Only a number is wanted: how many lines in these records contain the word "Austin"?

--- Begin DATA SUPPLIED ---

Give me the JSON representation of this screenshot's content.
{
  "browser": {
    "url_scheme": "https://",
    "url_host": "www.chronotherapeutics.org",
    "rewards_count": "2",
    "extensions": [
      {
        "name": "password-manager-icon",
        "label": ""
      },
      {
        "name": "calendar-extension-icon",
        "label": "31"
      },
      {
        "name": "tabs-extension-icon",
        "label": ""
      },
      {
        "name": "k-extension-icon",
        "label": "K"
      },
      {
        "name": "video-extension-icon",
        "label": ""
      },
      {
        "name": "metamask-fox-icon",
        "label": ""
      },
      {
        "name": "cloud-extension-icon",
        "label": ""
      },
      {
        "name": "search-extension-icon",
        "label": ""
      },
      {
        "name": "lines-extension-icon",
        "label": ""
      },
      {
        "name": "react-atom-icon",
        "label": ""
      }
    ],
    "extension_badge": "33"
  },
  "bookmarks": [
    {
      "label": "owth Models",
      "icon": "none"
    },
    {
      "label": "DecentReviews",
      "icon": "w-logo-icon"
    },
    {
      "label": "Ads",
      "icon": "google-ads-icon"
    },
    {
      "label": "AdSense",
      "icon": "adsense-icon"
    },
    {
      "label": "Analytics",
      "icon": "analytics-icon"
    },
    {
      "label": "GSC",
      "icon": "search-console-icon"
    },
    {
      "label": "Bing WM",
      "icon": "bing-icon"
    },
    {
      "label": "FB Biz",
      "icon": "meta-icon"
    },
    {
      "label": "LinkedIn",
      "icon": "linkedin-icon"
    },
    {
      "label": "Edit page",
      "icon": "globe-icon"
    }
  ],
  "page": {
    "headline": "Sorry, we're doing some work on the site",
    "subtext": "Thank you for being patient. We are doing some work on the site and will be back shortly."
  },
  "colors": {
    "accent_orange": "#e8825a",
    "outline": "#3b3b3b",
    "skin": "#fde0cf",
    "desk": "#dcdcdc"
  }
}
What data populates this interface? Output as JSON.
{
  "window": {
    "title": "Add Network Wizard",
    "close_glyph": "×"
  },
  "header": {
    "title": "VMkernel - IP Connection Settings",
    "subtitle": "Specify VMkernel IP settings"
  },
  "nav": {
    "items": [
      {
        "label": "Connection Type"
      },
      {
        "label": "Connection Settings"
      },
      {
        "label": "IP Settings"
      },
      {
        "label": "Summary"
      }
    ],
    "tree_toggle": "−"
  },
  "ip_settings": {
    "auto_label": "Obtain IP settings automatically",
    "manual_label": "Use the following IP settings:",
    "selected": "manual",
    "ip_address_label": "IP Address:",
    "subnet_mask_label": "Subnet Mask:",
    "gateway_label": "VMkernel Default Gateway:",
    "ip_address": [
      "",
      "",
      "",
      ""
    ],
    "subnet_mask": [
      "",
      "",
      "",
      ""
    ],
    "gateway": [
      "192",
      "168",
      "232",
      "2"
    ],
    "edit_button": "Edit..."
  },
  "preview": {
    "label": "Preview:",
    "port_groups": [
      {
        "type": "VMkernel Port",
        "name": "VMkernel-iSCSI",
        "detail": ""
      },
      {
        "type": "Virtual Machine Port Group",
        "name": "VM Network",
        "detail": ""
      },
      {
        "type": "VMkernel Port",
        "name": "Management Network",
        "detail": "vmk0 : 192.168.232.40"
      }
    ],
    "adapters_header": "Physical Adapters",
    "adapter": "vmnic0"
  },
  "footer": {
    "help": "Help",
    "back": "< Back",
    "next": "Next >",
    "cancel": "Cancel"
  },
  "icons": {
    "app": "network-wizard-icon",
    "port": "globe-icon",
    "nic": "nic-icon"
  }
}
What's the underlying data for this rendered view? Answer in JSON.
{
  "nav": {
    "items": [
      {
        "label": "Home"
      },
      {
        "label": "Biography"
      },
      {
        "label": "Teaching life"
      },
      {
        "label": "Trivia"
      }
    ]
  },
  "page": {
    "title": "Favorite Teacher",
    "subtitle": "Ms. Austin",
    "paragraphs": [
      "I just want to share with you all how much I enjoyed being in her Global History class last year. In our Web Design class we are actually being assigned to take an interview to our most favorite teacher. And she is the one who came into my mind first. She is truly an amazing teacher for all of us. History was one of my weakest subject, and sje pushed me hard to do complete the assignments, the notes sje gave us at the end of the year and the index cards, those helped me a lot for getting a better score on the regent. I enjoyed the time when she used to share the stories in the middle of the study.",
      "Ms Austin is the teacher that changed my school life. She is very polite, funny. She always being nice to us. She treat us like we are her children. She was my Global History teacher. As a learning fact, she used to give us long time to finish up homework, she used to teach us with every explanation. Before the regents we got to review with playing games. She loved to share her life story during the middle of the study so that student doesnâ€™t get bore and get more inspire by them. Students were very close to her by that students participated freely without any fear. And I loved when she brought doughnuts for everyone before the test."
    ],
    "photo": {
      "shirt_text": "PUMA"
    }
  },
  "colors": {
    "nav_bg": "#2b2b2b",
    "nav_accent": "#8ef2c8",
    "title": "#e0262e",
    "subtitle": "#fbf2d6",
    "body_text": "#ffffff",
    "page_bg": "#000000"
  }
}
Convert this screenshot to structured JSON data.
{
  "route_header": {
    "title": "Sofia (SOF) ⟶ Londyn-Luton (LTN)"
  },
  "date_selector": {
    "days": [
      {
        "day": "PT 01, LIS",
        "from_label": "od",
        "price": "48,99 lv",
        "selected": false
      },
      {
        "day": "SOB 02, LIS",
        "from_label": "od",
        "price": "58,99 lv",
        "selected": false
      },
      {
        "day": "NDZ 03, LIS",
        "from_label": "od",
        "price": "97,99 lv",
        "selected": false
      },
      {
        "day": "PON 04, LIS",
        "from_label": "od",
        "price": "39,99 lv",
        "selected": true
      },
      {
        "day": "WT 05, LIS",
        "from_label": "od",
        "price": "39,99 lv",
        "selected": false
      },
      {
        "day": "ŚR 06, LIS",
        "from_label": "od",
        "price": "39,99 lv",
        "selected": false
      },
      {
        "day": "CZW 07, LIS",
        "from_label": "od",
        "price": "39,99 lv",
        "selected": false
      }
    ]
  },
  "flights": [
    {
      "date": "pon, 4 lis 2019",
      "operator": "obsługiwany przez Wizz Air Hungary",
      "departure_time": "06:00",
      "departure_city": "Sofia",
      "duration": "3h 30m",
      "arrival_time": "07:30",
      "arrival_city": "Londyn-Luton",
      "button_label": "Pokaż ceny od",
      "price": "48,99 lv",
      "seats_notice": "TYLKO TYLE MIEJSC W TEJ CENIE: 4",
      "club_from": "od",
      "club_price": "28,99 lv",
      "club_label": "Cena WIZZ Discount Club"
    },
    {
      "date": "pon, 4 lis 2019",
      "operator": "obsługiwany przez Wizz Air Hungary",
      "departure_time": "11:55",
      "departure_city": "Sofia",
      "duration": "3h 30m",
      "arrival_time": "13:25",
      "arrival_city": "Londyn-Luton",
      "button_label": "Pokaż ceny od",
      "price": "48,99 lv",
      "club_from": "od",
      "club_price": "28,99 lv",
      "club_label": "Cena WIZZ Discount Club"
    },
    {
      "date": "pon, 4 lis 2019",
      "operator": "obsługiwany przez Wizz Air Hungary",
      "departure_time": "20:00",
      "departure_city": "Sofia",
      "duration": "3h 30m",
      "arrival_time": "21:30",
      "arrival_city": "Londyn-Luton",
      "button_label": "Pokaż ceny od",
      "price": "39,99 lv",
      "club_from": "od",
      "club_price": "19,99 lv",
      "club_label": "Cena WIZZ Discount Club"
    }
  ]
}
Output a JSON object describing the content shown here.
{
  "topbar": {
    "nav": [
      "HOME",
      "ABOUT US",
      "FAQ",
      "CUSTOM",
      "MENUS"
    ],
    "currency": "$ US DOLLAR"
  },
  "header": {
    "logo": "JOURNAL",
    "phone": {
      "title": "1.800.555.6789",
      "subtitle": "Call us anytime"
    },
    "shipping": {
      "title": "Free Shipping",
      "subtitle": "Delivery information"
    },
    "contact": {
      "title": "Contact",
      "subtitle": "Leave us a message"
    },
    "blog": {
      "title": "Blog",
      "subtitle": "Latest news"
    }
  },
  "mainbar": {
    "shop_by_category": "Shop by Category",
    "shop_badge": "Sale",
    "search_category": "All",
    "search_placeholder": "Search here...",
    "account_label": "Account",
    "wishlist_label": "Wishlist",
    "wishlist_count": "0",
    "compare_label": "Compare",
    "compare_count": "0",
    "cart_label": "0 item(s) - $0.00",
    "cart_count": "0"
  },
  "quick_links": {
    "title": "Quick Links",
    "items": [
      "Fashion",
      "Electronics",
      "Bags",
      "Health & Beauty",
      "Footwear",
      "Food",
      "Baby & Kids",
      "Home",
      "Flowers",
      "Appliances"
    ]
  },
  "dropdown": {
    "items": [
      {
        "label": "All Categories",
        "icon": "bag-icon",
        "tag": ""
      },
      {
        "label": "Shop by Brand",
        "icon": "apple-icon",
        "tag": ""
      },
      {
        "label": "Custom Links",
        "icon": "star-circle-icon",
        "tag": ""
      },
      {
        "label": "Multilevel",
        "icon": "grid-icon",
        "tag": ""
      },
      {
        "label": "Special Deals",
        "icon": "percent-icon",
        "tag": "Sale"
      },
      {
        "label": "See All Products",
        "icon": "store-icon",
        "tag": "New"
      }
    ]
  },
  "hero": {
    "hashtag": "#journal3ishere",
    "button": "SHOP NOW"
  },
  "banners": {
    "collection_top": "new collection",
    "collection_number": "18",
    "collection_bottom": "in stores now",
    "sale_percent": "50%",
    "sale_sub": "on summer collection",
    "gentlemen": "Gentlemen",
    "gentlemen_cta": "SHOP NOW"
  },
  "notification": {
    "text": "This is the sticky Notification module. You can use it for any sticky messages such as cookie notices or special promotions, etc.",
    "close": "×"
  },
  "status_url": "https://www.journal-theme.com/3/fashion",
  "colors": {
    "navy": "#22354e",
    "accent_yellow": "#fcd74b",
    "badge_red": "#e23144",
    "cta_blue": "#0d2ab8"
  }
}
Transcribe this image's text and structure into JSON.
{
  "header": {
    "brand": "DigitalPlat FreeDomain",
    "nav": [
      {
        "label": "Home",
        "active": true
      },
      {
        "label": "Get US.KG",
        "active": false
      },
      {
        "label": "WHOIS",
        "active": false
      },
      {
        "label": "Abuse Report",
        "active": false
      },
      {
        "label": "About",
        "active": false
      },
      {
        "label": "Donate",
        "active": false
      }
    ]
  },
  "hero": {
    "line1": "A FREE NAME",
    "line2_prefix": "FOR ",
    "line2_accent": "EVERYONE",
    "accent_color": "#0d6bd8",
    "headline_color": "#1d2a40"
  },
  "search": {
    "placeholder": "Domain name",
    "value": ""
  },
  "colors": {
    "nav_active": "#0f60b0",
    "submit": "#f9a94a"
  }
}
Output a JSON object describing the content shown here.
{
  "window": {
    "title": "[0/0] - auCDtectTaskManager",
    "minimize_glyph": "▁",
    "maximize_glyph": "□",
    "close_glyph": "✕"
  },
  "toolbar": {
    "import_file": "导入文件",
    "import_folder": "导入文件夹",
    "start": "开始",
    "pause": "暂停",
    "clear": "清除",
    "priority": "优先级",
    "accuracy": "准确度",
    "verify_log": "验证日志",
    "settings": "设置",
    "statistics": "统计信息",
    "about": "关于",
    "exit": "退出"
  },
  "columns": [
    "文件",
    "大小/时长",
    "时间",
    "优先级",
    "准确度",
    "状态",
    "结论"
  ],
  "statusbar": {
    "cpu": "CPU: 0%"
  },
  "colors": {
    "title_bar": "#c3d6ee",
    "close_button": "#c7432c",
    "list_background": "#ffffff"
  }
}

--- End DATA SUPPLIED ---

SOLUTION => 2